_Problem statement:_
Return the full material exactly.

_Given data:_
________

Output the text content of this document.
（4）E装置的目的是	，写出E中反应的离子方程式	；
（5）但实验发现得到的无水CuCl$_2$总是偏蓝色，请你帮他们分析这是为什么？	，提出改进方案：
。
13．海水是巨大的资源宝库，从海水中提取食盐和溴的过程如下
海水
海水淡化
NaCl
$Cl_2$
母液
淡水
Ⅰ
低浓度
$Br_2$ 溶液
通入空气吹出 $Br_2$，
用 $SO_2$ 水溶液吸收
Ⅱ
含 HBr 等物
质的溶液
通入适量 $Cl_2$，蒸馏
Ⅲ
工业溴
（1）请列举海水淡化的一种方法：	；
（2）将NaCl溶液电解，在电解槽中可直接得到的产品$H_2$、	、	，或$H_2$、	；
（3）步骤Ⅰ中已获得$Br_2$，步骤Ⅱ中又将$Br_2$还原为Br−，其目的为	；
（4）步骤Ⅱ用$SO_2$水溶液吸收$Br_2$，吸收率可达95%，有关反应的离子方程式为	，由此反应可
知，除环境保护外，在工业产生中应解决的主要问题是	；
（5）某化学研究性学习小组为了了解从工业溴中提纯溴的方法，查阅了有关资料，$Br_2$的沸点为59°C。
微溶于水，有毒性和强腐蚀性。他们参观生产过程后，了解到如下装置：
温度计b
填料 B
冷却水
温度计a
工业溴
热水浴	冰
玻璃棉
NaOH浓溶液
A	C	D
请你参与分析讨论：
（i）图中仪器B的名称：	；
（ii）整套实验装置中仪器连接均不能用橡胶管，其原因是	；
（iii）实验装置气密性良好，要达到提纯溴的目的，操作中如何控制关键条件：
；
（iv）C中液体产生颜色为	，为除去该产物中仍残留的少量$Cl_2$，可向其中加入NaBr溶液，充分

________

_The completed task:_
Output the text content of this document.
（4）E装置的目的是	，写出E中反应的离子方程式	；
（5）但实验发现得到的无水CuCl$_2$总是偏蓝色，请你帮他们分析这是为什么？	，提出改进方案：
。
13．海水是巨大的资源宝库，从海水中提取食盐和溴的过程如下
海水
海水淡化
NaCl
$Cl_2$
母液
淡水
Ⅰ
低浓度
$Br_2$ 溶液
通入空气吹出 $Br_2$，
用 $SO_2$ 水溶液吸收
Ⅱ
含 HBr 等物
质的溶液
通入适量 $Cl_2$，蒸馏
Ⅲ
工业溴
（1）请列举海水淡化的一种方法：	；
（2）将NaCl溶液电解，在电解槽中可直接得到的产品$H_2$、	、	，或$H_2$、	；
（3）步骤Ⅰ中已获得$Br_2$，步骤Ⅱ中又将$Br_2$还原为Br−，其目的为	；
（4）步骤Ⅱ用$SO_2$水溶液吸收$Br_2$，吸收率可达95%，有关反应的离子方程式为	，由此反应可
知，除环境保护外，在工业产生中应解决的主要问题是	；
（5）某化学研究性学习小组为了了解从工业溴中提纯溴的方法，查阅了有关资料，$Br_2$的沸点为59°C。
微溶于水，有毒性和强腐蚀性。他们参观生产过程后，了解到如下装置：
温度计b
填料 B
冷却水
温度计a
工业溴
热水浴	冰
玻璃棉
NaOH浓溶液
A	C	D
请你参与分析讨论：
（i）图中仪器B的名称：	；
（ii）整套实验装置中仪器连接均不能用橡胶管，其原因是	；
（iii）实验装置气密性良好，要达到提纯溴的目的，操作中如何控制关键条件：
；
（iv）C中液体产生颜色为	，为除去该产物中仍残留的少量$Cl_2$，可向其中加入NaBr溶液，充分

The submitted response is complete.